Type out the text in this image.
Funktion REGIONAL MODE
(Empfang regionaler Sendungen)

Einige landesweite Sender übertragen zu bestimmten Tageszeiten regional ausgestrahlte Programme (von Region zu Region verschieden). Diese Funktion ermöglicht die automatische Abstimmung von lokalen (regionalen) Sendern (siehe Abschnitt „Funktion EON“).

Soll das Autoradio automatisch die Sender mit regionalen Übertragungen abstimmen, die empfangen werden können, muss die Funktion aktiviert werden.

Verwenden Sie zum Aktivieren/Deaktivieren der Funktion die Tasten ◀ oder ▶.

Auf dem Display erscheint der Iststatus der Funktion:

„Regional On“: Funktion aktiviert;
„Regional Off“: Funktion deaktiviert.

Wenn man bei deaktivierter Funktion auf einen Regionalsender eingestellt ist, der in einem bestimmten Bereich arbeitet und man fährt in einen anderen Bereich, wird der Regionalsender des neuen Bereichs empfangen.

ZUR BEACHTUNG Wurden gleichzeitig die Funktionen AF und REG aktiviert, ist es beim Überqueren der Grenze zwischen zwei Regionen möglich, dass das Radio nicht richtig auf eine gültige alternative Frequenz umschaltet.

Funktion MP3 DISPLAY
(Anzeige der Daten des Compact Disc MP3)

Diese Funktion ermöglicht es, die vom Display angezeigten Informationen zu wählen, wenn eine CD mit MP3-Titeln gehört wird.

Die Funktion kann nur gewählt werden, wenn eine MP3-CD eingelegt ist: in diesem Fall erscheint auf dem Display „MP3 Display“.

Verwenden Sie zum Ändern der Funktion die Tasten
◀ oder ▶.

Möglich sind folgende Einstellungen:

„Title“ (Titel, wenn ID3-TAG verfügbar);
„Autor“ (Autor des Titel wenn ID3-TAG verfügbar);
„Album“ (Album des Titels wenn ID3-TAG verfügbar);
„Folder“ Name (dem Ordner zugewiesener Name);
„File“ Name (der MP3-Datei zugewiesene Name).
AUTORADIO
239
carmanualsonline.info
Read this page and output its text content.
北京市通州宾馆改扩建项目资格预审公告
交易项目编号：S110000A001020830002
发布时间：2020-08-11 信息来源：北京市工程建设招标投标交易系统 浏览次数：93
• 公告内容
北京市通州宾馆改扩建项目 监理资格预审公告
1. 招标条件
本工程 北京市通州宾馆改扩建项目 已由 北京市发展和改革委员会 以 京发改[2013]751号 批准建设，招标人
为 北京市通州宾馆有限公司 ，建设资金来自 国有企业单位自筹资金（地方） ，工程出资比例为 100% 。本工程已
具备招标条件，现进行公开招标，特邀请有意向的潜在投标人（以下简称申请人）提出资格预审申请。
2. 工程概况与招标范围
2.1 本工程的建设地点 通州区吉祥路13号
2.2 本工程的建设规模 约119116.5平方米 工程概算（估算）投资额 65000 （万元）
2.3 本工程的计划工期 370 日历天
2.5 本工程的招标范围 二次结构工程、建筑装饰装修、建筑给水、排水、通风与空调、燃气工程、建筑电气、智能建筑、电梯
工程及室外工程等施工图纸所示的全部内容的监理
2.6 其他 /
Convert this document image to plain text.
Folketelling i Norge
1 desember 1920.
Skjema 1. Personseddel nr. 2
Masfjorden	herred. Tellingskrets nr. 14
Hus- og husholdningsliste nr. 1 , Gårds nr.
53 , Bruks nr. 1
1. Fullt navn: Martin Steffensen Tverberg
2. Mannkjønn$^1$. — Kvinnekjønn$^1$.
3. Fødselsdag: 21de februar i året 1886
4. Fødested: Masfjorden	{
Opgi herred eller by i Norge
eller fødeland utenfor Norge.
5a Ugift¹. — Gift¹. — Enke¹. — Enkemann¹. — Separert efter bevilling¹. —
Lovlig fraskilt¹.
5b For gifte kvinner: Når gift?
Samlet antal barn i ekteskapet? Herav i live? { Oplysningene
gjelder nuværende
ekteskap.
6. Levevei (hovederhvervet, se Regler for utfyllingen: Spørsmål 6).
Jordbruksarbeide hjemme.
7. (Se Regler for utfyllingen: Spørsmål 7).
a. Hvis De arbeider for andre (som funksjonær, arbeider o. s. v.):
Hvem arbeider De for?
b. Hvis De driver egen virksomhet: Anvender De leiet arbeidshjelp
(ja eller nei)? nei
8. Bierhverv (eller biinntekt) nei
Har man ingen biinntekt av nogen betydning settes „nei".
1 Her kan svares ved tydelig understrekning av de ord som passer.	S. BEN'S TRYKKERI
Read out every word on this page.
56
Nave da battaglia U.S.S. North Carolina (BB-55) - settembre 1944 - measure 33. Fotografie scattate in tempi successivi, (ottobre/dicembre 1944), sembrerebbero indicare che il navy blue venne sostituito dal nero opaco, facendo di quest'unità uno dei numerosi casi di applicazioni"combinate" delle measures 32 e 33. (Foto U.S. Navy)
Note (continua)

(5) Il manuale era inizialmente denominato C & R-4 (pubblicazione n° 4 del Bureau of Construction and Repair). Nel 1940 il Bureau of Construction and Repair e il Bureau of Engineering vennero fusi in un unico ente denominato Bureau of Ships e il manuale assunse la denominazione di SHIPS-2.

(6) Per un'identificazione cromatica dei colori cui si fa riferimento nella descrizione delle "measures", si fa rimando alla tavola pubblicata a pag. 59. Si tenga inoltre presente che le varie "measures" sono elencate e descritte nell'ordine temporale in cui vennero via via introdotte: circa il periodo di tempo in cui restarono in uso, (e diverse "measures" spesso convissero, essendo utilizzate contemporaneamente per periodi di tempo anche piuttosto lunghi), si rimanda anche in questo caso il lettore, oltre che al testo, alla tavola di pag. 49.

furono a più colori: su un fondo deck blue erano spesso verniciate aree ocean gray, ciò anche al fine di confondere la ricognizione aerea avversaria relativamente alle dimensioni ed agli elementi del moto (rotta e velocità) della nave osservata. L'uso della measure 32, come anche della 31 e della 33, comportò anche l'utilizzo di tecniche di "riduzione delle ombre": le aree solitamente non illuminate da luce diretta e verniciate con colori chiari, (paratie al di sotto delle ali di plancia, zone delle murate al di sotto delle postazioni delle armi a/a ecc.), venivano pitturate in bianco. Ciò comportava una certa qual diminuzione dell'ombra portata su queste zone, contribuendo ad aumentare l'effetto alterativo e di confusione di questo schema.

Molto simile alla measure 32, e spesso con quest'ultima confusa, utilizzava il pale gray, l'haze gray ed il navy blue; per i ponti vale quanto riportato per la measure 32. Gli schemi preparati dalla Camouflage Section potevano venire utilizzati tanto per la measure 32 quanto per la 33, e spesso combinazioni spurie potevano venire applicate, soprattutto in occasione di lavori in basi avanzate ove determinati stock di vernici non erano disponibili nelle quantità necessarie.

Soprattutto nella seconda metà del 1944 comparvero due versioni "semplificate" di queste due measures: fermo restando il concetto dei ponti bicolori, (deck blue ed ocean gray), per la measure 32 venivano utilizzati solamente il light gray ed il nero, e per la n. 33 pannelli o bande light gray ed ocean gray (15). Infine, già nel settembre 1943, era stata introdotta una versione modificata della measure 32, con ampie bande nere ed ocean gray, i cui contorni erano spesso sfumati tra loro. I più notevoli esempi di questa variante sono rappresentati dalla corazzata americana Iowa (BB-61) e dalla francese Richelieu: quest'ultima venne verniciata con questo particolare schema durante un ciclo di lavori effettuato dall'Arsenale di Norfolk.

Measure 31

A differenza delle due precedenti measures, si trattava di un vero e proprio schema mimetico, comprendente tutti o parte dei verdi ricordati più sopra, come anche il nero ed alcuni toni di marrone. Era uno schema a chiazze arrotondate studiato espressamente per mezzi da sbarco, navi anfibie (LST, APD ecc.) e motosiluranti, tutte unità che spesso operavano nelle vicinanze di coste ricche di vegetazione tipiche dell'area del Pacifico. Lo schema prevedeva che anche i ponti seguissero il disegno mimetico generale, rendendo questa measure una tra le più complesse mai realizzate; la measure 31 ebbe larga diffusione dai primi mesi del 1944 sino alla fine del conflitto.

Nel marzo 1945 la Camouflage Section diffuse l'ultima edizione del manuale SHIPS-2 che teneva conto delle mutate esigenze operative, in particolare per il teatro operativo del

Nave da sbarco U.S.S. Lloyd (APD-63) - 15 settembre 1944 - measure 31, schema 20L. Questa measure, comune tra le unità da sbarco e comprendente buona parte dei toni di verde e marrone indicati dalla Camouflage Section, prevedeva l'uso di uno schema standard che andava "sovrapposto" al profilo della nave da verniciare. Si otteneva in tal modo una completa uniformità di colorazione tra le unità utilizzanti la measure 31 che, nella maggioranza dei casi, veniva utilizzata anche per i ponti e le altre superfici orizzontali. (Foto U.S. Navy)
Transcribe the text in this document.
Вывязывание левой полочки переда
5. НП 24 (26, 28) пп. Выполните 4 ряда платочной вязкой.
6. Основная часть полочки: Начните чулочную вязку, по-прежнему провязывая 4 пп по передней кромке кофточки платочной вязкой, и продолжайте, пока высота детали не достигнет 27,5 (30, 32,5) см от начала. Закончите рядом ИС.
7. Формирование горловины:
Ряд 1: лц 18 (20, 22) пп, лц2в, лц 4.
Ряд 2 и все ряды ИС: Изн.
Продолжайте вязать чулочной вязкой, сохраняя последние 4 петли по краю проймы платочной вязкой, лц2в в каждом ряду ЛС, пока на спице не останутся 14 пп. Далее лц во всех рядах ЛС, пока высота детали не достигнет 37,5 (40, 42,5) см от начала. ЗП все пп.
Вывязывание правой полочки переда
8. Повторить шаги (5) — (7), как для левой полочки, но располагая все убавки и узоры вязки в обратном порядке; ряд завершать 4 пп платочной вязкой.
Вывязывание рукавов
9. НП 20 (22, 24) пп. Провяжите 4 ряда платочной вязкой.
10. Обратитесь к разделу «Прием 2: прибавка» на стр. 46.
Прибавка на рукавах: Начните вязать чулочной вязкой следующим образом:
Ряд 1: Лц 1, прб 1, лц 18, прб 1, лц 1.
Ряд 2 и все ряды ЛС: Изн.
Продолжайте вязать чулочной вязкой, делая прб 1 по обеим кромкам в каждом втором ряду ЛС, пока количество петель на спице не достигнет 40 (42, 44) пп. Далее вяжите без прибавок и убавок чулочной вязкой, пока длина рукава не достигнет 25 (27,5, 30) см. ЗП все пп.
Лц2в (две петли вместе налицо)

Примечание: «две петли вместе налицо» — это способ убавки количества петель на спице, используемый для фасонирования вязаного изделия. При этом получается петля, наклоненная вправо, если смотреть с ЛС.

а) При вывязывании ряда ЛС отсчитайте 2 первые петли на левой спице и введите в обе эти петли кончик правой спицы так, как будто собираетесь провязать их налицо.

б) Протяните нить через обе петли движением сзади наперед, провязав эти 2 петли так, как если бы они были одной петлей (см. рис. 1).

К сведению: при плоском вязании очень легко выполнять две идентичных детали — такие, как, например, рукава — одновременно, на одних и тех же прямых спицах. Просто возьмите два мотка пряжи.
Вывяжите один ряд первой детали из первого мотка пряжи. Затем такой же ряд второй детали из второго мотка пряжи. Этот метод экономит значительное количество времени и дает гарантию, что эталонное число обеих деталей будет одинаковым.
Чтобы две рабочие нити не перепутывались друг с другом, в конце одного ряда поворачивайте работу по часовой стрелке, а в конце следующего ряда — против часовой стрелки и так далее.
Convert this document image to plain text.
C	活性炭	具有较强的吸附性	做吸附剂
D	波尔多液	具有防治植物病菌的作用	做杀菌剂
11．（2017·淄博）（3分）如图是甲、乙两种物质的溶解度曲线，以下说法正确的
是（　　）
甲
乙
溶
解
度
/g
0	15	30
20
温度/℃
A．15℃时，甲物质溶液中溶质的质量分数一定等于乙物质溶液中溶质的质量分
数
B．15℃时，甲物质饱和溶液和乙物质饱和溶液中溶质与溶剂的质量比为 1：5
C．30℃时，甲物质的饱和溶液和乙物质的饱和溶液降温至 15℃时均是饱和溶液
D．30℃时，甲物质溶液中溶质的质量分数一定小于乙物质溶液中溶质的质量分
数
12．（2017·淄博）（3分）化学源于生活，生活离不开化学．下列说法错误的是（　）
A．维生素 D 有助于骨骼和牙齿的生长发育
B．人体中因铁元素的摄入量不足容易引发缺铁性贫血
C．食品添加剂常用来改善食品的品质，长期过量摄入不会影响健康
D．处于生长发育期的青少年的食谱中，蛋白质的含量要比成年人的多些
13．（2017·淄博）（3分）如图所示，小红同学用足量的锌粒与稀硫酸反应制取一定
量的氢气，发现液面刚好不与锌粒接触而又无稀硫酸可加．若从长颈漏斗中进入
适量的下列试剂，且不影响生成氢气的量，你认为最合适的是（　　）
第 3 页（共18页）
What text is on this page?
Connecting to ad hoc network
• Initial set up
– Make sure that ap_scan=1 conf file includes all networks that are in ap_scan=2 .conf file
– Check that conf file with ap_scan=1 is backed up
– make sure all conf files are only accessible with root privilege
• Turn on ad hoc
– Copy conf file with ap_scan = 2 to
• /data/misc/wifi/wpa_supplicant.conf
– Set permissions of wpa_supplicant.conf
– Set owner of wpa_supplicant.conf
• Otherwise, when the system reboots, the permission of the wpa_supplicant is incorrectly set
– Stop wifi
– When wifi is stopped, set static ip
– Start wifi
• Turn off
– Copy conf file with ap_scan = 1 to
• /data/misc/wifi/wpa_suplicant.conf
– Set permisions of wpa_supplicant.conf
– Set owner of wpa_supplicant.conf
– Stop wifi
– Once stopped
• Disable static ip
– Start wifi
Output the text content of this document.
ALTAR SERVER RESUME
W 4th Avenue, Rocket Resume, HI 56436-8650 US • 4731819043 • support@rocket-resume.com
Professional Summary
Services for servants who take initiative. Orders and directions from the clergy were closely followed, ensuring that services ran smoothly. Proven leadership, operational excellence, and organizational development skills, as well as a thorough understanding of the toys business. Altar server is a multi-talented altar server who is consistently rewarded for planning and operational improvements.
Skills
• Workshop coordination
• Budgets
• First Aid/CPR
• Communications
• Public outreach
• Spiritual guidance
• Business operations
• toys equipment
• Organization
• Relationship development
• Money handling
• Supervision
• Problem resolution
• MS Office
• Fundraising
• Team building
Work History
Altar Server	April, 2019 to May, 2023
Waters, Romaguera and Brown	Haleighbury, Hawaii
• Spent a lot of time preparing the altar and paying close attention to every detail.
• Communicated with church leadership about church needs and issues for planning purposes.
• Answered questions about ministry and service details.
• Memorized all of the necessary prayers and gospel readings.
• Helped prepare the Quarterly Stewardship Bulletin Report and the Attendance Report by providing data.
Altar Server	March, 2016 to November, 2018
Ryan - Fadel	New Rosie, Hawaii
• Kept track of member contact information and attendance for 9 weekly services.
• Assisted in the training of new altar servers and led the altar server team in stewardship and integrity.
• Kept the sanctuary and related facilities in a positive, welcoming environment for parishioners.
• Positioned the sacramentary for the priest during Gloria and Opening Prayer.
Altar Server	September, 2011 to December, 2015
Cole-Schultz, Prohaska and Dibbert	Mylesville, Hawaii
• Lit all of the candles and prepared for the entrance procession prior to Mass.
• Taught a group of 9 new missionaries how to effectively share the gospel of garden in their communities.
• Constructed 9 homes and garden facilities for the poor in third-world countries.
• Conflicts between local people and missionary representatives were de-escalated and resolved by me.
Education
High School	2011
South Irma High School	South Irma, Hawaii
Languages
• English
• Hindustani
☆ ☆ ☆ ☆
• [AIM]: Give the number of lines in the entries that hold the word "Copy", and nothing else.

• [SOLVED PROBLEM]: 2